(Records about charts and figures)
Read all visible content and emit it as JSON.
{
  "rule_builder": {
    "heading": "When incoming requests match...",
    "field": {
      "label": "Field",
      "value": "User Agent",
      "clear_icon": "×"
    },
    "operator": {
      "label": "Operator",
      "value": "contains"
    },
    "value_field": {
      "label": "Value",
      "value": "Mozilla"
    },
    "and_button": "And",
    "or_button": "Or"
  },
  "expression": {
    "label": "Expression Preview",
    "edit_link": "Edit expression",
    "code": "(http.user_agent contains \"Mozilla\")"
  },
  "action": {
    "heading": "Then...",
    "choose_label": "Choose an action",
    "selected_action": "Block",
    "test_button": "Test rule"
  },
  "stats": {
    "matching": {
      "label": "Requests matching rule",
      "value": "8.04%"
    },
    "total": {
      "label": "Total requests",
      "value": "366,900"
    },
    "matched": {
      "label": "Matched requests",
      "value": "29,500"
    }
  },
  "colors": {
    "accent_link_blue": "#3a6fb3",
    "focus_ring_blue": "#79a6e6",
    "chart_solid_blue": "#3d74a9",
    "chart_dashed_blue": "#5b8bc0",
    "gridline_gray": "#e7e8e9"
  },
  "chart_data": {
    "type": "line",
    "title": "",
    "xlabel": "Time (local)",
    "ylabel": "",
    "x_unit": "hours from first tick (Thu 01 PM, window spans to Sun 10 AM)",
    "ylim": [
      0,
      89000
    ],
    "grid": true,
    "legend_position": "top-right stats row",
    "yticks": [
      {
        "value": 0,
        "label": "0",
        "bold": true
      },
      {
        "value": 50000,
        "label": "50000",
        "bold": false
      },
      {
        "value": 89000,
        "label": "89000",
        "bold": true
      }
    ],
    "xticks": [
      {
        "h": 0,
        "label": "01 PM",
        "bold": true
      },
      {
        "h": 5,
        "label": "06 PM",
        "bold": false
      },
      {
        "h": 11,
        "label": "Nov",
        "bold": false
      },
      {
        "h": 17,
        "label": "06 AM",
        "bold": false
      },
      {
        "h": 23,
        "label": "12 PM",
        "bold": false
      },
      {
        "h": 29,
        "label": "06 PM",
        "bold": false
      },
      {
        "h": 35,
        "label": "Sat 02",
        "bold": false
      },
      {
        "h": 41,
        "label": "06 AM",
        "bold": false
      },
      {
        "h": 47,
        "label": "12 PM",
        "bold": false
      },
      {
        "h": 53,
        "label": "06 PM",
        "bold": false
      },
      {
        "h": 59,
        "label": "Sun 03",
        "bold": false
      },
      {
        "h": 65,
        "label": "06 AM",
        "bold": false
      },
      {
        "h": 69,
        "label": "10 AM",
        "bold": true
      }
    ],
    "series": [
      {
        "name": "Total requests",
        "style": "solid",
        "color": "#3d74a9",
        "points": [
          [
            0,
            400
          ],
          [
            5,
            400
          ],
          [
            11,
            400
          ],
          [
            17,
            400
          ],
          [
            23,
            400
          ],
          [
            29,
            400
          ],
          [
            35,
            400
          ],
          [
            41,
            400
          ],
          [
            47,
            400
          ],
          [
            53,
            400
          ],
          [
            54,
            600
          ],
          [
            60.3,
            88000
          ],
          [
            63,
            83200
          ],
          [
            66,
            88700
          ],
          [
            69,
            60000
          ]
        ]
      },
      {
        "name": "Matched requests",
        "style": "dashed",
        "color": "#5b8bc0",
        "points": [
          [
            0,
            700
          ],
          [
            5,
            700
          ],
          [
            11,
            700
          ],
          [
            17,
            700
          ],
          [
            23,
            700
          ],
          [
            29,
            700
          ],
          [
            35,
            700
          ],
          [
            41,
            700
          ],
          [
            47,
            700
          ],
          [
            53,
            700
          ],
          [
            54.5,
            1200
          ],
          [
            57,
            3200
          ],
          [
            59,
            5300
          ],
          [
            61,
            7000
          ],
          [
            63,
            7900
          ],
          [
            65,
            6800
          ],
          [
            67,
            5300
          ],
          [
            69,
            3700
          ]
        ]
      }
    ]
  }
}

*THE PROBLEM*.
Return each entry from above without altering a single character.

*WRITTEN SOLUTION*.
Read all visible content and emit it as JSON.
{
  "rule_builder": {
    "heading": "When incoming requests match...",
    "field": {
      "label": "Field",
      "value": "User Agent",
      "clear_icon": "×"
    },
    "operator": {
      "label": "Operator",
      "value": "contains"
    },
    "value_field": {
      "label": "Value",
      "value": "Mozilla"
    },
    "and_button": "And",
    "or_button": "Or"
  },
  "expression": {
    "label": "Expression Preview",
    "edit_link": "Edit expression",
    "code": "(http.user_agent contains \"Mozilla\")"
  },
  "action": {
    "heading": "Then...",
    "choose_label": "Choose an action",
    "selected_action": "Block",
    "test_button": "Test rule"
  },
  "stats": {
    "matching": {
      "label": "Requests matching rule",
      "value": "8.04%"
    },
    "total": {
      "label": "Total requests",
      "value": "366,900"
    },
    "matched": {
      "label": "Matched requests",
      "value": "29,500"
    }
  },
  "colors": {
    "accent_link_blue": "#3a6fb3",
    "focus_ring_blue": "#79a6e6",
    "chart_solid_blue": "#3d74a9",
    "chart_dashed_blue": "#5b8bc0",
    "gridline_gray": "#e7e8e9"
  },
  "chart_data": {
    "type": "line",
    "title": "",
    "xlabel": "Time (local)",
    "ylabel": "",
    "x_unit": "hours from first tick (Thu 01 PM, window spans to Sun 10 AM)",
    "ylim": [
      0,
      89000
    ],
    "grid": true,
    "legend_position": "top-right stats row",
    "yticks": [
      {
        "value": 0,
        "label": "0",
        "bold": true
      },
      {
        "value": 50000,
        "label": "50000",
        "bold": false
      },
      {
        "value": 89000,
        "label": "89000",
        "bold": true
      }
    ],
    "xticks": [
      {
        "h": 0,
        "label": "01 PM",
        "bold": true
      },
      {
        "h": 5,
        "label": "06 PM",
        "bold": false
      },
      {
        "h": 11,
        "label": "Nov",
        "bold": false
      },
      {
        "h": 17,
        "label": "06 AM",
        "bold": false
      },
      {
        "h": 23,
        "label": "12 PM",
        "bold": false
      },
      {
        "h": 29,
        "label": "06 PM",
        "bold": false
      },
      {
        "h": 35,
        "label": "Sat 02",
        "bold": false
      },
      {
        "h": 41,
        "label": "06 AM",
        "bold": false
      },
      {
        "h": 47,
        "label": "12 PM",
        "bold": false
      },
      {
        "h": 53,
        "label": "06 PM",
        "bold": false
      },
      {
        "h": 59,
        "label": "Sun 03",
        "bold": false
      },
      {
        "h": 65,
        "label": "06 AM",
        "bold": false
      },
      {
        "h": 69,
        "label": "10 AM",
        "bold": true
      }
    ],
    "series": [
      {
        "name": "Total requests",
        "style": "solid",
        "color": "#3d74a9",
        "points": [
          [
            0,
            400
          ],
          [
            5,
            400
          ],
          [
            11,
            400
          ],
          [
            17,
            400
          ],
          [
            23,
            400
          ],
          [
            29,
            400
          ],
          [
            35,
            400
          ],
          [
            41,
            400
          ],
          [
            47,
            400
          ],
          [
            53,
            400
          ],
          [
            54,
            600
          ],
          [
            60.3,
            88000
          ],
          [
            63,
            83200
          ],
          [
            66,
            88700
          ],
          [
            69,
            60000
          ]
        ]
      },
      {
        "name": "Matched requests",
        "style": "dashed",
        "color": "#5b8bc0",
        "points": [
          [
            0,
            700
          ],
          [
            5,
            700
          ],
          [
            11,
            700
          ],
          [
            17,
            700
          ],
          [
            23,
            700
          ],
          [
            29,
            700
          ],
          [
            35,
            700
          ],
          [
            41,
            700
          ],
          [
            47,
            700
          ],
          [
            53,
            700
          ],
          [
            54.5,
            1200
          ],
          [
            57,
            3200
          ],
          [
            59,
            5300
          ],
          [
            61,
            7000
          ],
          [
            63,
            7900
          ],
          [
            65,
            6800
          ],
          [
            67,
            5300
          ],
          [
            69,
            3700
          ]
        ]
      }
    ]
  }
}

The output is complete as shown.